◆ Aim of the task ◆
Copy out each line below exactly as it appears.

◆ Records ◆
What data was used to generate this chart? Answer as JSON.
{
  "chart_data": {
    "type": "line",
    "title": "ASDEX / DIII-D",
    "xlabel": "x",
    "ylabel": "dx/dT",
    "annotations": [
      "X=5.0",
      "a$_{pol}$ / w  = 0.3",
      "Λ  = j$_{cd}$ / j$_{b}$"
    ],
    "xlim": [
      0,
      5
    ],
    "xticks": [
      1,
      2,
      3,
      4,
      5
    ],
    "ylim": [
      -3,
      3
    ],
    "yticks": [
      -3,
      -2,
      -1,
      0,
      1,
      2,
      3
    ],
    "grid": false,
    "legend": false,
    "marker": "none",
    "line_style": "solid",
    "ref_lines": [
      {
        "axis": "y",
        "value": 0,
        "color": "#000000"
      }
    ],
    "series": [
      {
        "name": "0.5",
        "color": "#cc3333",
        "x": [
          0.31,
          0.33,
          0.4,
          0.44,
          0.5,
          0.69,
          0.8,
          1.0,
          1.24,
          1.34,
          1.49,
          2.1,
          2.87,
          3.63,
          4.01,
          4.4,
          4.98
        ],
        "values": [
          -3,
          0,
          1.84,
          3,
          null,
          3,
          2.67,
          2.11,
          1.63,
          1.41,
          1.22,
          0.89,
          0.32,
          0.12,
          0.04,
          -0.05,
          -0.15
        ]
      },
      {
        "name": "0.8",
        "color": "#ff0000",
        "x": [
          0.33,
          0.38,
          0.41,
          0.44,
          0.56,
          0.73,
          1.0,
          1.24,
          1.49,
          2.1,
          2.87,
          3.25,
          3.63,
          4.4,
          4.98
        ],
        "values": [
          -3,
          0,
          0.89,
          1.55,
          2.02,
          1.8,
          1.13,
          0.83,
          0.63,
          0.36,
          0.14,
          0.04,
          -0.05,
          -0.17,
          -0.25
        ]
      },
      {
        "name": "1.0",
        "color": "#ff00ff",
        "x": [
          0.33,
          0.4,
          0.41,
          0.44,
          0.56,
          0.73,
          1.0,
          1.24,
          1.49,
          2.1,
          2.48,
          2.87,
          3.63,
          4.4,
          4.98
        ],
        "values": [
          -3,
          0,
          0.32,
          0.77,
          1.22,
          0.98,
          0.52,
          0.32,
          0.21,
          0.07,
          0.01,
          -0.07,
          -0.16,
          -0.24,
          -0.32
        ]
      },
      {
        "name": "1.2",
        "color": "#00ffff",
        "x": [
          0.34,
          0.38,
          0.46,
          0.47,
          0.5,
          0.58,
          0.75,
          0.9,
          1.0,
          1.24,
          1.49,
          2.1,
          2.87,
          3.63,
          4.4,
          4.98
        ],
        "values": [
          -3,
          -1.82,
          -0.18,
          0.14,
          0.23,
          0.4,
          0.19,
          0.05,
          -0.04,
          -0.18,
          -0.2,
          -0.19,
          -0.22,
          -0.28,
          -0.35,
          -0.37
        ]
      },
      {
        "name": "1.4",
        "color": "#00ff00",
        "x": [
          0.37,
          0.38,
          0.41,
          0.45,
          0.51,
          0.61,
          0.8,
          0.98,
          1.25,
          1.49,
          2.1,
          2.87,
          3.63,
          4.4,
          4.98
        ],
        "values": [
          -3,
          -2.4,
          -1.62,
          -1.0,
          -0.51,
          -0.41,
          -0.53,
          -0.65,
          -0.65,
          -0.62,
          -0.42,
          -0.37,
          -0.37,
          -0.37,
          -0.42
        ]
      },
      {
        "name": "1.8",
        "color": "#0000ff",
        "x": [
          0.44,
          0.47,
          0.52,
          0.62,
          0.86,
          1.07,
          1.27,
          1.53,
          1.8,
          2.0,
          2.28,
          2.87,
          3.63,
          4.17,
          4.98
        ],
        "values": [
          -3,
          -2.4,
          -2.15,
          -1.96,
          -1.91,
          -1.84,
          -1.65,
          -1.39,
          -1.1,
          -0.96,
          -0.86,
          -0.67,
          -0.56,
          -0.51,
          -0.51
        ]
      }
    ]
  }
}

◆ Exercise output ◆
What data was used to generate this chart? Answer as JSON.
{
  "chart_data": {
    "type": "line",
    "title": "ASDEX / DIII-D",
    "xlabel": "x",
    "ylabel": "dx/dT",
    "annotations": [
      "X=5.0",
      "a$_{pol}$ / w  = 0.3",
      "Λ  = j$_{cd}$ / j$_{b}$"
    ],
    "xlim": [
      0,
      5
    ],
    "xticks": [
      1,
      2,
      3,
      4,
      5
    ],
    "ylim": [
      -3,
      3
    ],
    "yticks": [
      -3,
      -2,
      -1,
      0,
      1,
      2,
      3
    ],
    "grid": false,
    "legend": false,
    "marker": "none",
    "line_style": "solid",
    "ref_lines": [
      {
        "axis": "y",
        "value": 0,
        "color": "#000000"
      }
    ],
    "series": [
      {
        "name": "0.5",
        "color": "#cc3333",
        "x": [
          0.31,
          0.33,
          0.4,
          0.44,
          0.5,
          0.69,
          0.8,
          1.0,
          1.24,
          1.34,
          1.49,
          2.1,
          2.87,
          3.63,
          4.01,
          4.4,
          4.98
        ],
        "values": [
          -3,
          0,
          1.84,
          3,
          null,
          3,
          2.67,
          2.11,
          1.63,
          1.41,
          1.22,
          0.89,
          0.32,
          0.12,
          0.04,
          -0.05,
          -0.15
        ]
      },
      {
        "name": "0.8",
        "color": "#ff0000",
        "x": [
          0.33,
          0.38,
          0.41,
          0.44,
          0.56,
          0.73,
          1.0,
          1.24,
          1.49,
          2.1,
          2.87,
          3.25,
          3.63,
          4.4,
          4.98
        ],
        "values": [
          -3,
          0,
          0.89,
          1.55,
          2.02,
          1.8,
          1.13,
          0.83,
          0.63,
          0.36,
          0.14,
          0.04,
          -0.05,
          -0.17,
          -0.25
        ]
      },
      {
        "name": "1.0",
        "color": "#ff00ff",
        "x": [
          0.33,
          0.4,
          0.41,
          0.44,
          0.56,
          0.73,
          1.0,
          1.24,
          1.49,
          2.1,
          2.48,
          2.87,
          3.63,
          4.4,
          4.98
        ],
        "values": [
          -3,
          0,
          0.32,
          0.77,
          1.22,
          0.98,
          0.52,
          0.32,
          0.21,
          0.07,
          0.01,
          -0.07,
          -0.16,
          -0.24,
          -0.32
        ]
      },
      {
        "name": "1.2",
        "color": "#00ffff",
        "x": [
          0.34,
          0.38,
          0.46,
          0.47,
          0.5,
          0.58,
          0.75,
          0.9,
          1.0,
          1.24,
          1.49,
          2.1,
          2.87,
          3.63,
          4.4,
          4.98
        ],
        "values": [
          -3,
          -1.82,
          -0.18,
          0.14,
          0.23,
          0.4,
          0.19,
          0.05,
          -0.04,
          -0.18,
          -0.2,
          -0.19,
          -0.22,
          -0.28,
          -0.35,
          -0.37
        ]
      },
      {
        "name": "1.4",
        "color": "#00ff00",
        "x": [
          0.37,
          0.38,
          0.41,
          0.45,
          0.51,
          0.61,
          0.8,
          0.98,
          1.25,
          1.49,
          2.1,
          2.87,
          3.63,
          4.4,
          4.98
        ],
        "values": [
          -3,
          -2.4,
          -1.62,
          -1.0,
          -0.51,
          -0.41,
          -0.53,
          -0.65,
          -0.65,
          -0.62,
          -0.42,
          -0.37,
          -0.37,
          -0.37,
          -0.42
        ]
      },
      {
        "name": "1.8",
        "color": "#0000ff",
        "x": [
          0.44,
          0.47,
          0.52,
          0.62,
          0.86,
          1.07,
          1.27,
          1.53,
          1.8,
          2.0,
          2.28,
          2.87,
          3.63,
          4.17,
          4.98
        ],
        "values": [
          -3,
          -2.4,
          -2.15,
          -1.96,
          -1.91,
          -1.84,
          -1.65,
          -1.39,
          -1.1,
          -0.96,
          -0.86,
          -0.67,
          -0.56,
          -0.51,
          -0.51
        ]
      }
    ]
  }
}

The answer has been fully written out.